Exercise
Find the string "Indicators" in the entries and copy each line that has it.

(Stored entries)
____
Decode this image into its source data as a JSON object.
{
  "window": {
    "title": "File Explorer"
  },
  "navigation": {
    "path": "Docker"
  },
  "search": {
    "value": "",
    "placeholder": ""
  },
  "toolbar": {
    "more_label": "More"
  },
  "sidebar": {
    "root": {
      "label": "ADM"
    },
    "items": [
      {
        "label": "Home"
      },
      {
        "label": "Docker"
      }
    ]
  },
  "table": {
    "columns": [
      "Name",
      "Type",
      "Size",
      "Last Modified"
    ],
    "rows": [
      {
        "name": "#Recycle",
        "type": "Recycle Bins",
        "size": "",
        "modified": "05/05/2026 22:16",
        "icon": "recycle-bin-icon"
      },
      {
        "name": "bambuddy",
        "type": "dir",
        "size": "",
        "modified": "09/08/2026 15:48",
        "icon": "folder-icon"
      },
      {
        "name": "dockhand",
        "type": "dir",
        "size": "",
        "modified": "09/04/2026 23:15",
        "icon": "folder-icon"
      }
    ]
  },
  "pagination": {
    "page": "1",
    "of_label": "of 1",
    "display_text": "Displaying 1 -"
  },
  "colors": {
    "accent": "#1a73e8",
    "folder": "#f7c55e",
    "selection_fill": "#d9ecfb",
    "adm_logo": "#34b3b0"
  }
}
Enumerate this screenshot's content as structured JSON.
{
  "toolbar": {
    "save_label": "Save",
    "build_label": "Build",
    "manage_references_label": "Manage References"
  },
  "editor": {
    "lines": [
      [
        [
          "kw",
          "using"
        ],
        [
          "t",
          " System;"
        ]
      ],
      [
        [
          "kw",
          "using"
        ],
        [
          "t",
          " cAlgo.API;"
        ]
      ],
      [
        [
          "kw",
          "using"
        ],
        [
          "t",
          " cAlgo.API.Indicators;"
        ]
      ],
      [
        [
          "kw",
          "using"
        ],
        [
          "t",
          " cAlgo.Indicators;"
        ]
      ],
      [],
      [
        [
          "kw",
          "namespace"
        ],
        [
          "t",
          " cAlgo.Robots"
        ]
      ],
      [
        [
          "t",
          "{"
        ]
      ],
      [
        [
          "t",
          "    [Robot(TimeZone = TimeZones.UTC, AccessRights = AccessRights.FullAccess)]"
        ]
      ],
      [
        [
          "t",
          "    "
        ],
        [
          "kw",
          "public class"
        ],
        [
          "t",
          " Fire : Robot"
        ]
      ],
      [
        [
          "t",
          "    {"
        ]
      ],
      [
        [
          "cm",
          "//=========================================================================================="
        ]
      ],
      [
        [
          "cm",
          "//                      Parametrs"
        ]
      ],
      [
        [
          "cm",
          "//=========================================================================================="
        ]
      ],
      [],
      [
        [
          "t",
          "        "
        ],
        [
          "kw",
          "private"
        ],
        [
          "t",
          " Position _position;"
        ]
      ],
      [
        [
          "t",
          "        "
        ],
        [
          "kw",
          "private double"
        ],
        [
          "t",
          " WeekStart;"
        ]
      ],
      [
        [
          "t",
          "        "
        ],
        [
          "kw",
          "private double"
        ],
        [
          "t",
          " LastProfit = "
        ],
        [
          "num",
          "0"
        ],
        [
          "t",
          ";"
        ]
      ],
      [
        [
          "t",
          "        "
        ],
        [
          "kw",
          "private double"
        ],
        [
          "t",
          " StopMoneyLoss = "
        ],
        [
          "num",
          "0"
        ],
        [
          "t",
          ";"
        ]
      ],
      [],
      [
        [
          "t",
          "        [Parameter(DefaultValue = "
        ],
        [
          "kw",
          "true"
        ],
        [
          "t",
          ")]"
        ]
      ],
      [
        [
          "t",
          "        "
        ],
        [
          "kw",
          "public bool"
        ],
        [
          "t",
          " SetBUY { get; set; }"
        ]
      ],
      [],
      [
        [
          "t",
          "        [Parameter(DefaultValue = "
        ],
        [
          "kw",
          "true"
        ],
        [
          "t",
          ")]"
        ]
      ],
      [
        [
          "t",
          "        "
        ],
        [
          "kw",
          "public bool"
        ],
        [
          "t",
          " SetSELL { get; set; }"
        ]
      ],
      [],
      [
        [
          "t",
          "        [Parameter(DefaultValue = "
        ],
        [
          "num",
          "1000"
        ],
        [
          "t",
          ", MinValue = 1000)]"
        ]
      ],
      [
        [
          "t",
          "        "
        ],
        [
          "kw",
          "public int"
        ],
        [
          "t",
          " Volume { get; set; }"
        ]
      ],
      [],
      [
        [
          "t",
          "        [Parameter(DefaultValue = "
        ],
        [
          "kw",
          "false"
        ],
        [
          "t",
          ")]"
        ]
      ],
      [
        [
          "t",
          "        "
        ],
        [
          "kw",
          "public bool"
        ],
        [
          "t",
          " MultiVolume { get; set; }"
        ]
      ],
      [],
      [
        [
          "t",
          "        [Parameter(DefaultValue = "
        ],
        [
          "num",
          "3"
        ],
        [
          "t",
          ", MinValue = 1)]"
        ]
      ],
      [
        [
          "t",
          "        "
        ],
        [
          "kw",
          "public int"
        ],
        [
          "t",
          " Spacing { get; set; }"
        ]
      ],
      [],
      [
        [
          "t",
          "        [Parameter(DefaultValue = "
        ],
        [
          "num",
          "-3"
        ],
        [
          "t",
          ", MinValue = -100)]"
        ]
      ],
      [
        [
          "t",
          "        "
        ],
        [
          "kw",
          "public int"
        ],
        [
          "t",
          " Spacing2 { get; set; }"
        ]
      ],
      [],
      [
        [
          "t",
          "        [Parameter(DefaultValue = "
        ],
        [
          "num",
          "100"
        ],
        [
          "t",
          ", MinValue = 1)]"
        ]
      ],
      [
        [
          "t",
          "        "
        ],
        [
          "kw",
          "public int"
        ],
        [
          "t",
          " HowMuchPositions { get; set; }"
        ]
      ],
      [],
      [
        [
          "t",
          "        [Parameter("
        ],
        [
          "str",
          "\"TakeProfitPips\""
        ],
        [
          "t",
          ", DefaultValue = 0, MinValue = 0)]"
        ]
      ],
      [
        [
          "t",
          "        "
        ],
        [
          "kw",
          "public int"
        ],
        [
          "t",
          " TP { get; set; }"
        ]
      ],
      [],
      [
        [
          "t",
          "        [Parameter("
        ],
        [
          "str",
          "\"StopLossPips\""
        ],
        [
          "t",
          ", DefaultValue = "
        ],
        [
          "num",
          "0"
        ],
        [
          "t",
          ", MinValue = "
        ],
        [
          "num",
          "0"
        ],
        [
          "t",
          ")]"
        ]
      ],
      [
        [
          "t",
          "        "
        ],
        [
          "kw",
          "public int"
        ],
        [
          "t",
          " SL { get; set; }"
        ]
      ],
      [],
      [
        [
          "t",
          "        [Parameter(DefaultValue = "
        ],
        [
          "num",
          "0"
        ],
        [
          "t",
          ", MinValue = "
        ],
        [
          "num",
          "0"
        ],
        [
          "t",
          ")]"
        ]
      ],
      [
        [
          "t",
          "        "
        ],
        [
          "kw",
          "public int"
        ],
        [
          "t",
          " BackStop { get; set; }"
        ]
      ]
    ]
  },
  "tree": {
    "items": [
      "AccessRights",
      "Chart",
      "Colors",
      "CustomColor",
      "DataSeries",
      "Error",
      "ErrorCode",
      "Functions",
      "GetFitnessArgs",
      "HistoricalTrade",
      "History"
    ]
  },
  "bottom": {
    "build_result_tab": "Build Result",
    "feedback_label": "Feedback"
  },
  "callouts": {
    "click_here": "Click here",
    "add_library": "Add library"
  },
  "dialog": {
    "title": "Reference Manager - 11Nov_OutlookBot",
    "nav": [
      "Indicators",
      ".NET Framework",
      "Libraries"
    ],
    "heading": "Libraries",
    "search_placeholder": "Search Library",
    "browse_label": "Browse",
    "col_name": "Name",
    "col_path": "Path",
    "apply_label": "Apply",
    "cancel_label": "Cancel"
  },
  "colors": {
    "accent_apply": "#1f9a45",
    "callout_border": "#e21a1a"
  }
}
____
Exercise solution
          " cAlgo.API.Indicators;"
          " cAlgo.Indicators;"
      "Indicators",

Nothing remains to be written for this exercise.